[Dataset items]
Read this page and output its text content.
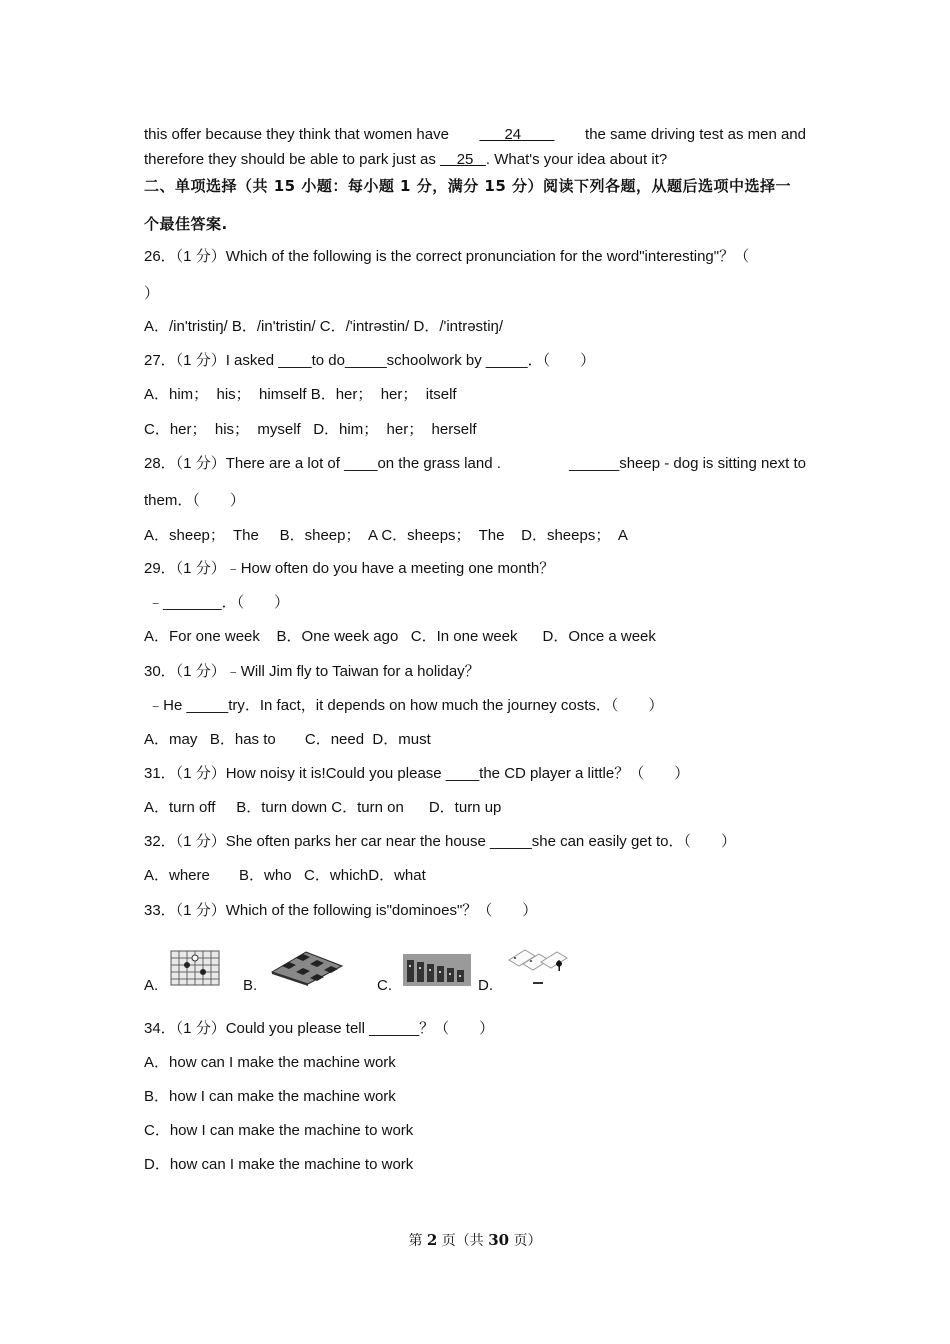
this offer because they think that women have	24	the same driving test as men and
therefore they should be able to park just as 25 . What's your idea about it?
二、单项选择（共 15 小题：每小题 1 分，满分 15 分）阅读下列各题，从题后选项中选择一
个最佳答案.
26．（1 分）Which of the following is the correct pronunciation for the word"interesting"？（
）
A．/in'tristiŋ/ B．/in'tristin/ C．/'intrəstin/ D．/'intrəstiŋ/
27．（1 分）I asked ____to do_____schoolwork by _____．（　　）
A．him；  his；  himself B．her；  her；  itself
C．her；  his；  myself   D．him；  her；  herself
28．（1 分）There are a lot of ____on the grass land .	______sheep - dog is sitting next to
them．（　　）
A．sheep；  The     B．sheep；  A C．sheeps；  The    D．sheeps；  A
29．（1 分）﹣How often do you have a meeting one month？
﹣_______．（　　）
A．For one week    B．One week ago   C．In one week      D．Once a week
30．（1 分）﹣Will Jim fly to Taiwan for a holiday？
﹣He _____try．In fact，it depends on how much the journey costs．（　　）
A．may   B．has to       C．need  D．must
31．（1 分）How noisy it is!Could you please ____the CD player a little？（　　）
A．turn off     B．turn down C．turn on      D．turn up
32．（1 分）She often parks her car near the house _____she can easily get to．（　　）
A．where       B．who   C．whichD．what
33．（1 分）Which of the following is"dominoes"？（　　）
A.	B.	C.	D.
34．（1 分）Could you please tell ______？（　　）
A．how can I make the machine work
B．how I can make the machine work
C．how I can make the machine to work
D．how can I make the machine to work
第 2 页（共 30 页）
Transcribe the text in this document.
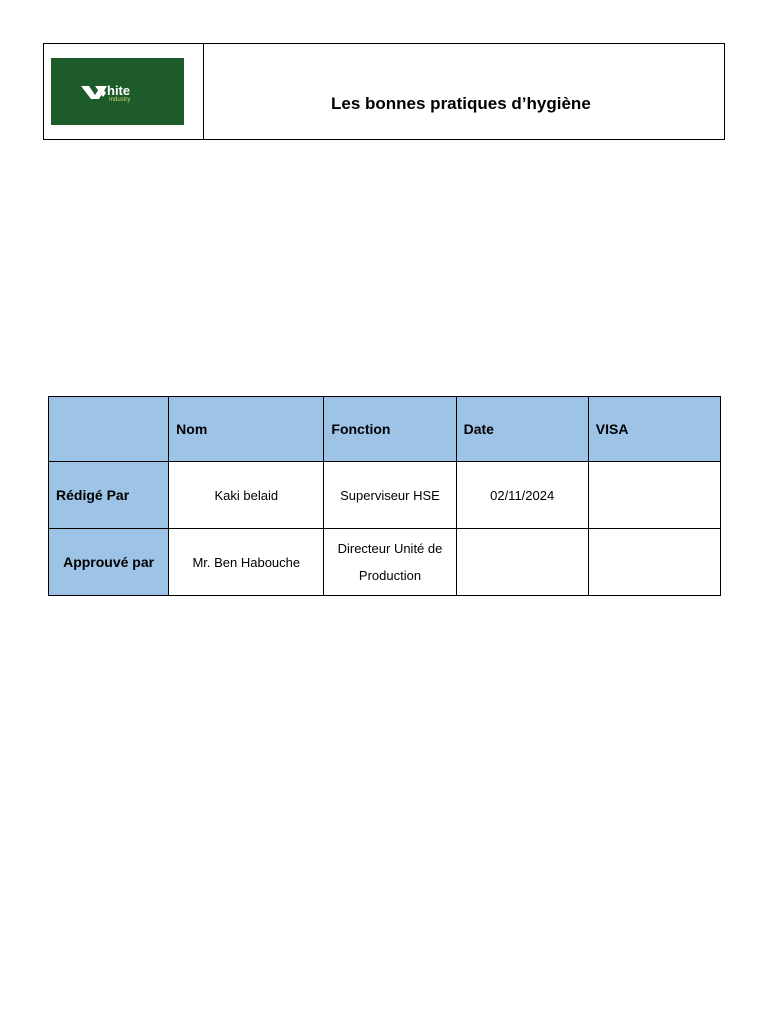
hite
Industry	Les bonnes pratiques d’hygiène
	Nom	Fonction	Date	VISA
Rédigé Par	Kaki belaid	Superviseur HSE	02/11/2024	
Approuvé par	Mr. Ben Habouche	Directeur Unité de Production		
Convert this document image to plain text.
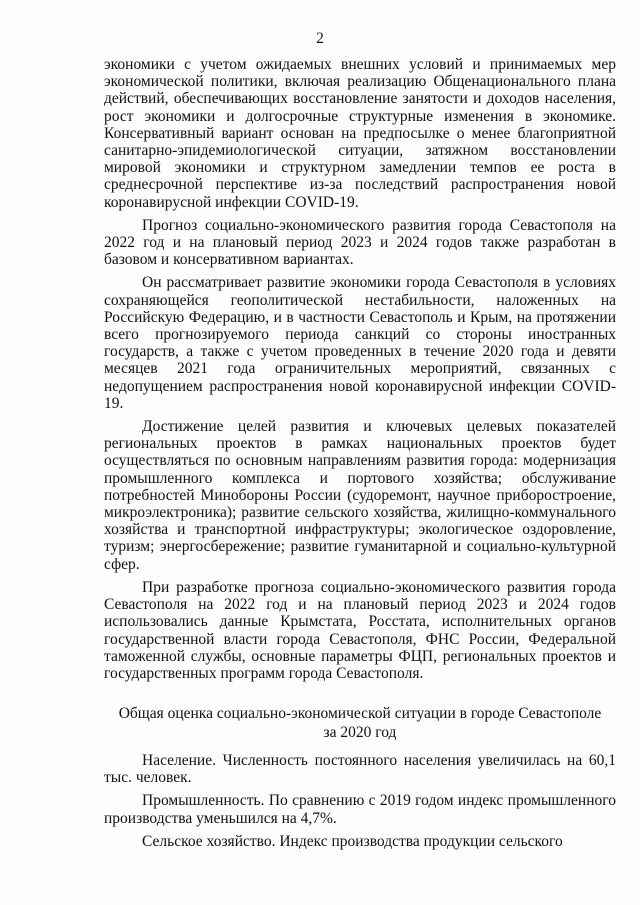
2

экономики с учетом ожидаемых внешних условий и принимаемых мер экономической политики, включая реализацию Общенационального плана действий, обеспечивающих восстановление занятости и доходов населения, рост экономики и долгосрочные структурные изменения в экономике. Консервативный вариант основан на предпосылке о менее благоприятной санитарно-эпидемиологической ситуации, затяжном восстановлении мировой экономики и структурном замедлении темпов ее роста в среднесрочной перспективе из-за последствий распространения новой коронавирусной инфекции COVID-19.

Прогноз социально-экономического развития города Севастополя на 2022 год и на плановый период 2023 и 2024 годов также разработан в базовом и консервативном вариантах.

Он рассматривает развитие экономики города Севастополя в условиях сохраняющейся геополитической нестабильности, наложенных на Российскую Федерацию, и в частности Севастополь и Крым, на протяжении всего прогнозируемого периода санкций со стороны иностранных государств, а также с учетом проведенных в течение 2020 года и девяти месяцев 2021 года ограничительных мероприятий, связанных с недопущением распространения новой коронавирусной инфекции COVID-19.

Достижение целей развития и ключевых целевых показателей региональных проектов в рамках национальных проектов будет осуществляться по основным направлениям развития города: модернизация промышленного комплекса и портового хозяйства; обслуживание потребностей Минобороны России (судоремонт, научное приборостроение, микроэлектроника); развитие сельского хозяйства, жилищно-коммунального хозяйства и транспортной инфраструктуры; экологическое оздоровление, туризм; энергосбережение; развитие гуманитарной и социально-культурной сфер.

При разработке прогноза социально-экономического развития города Севастополя на 2022 год и на плановый период 2023 и 2024 годов использовались данные Крымстата, Росстата, исполнительных органов государственной власти города Севастополя, ФНС России, Федеральной таможенной службы, основные параметры ФЦП, региональных проектов и государственных программ города Севастополя.

Общая оценка социально-экономической ситуации в городе Севастополе
за 2020 год

Население. Численность постоянного населения увеличилась на 60,1 тыс. человек.

Промышленность. По сравнению с 2019 годом индекс промышленного производства уменьшился на 4,7%.

Сельское хозяйство. Индекс производства продукции сельского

• [Exercise]: Identify every line above with the string "following" in it. Copy those lines.

• [Expected answer]:
26．（1 分）Which of the following is the correct pronunciation for the word"interesting"？（
33．（1 分）Which of the following is"dominoes"？（　　）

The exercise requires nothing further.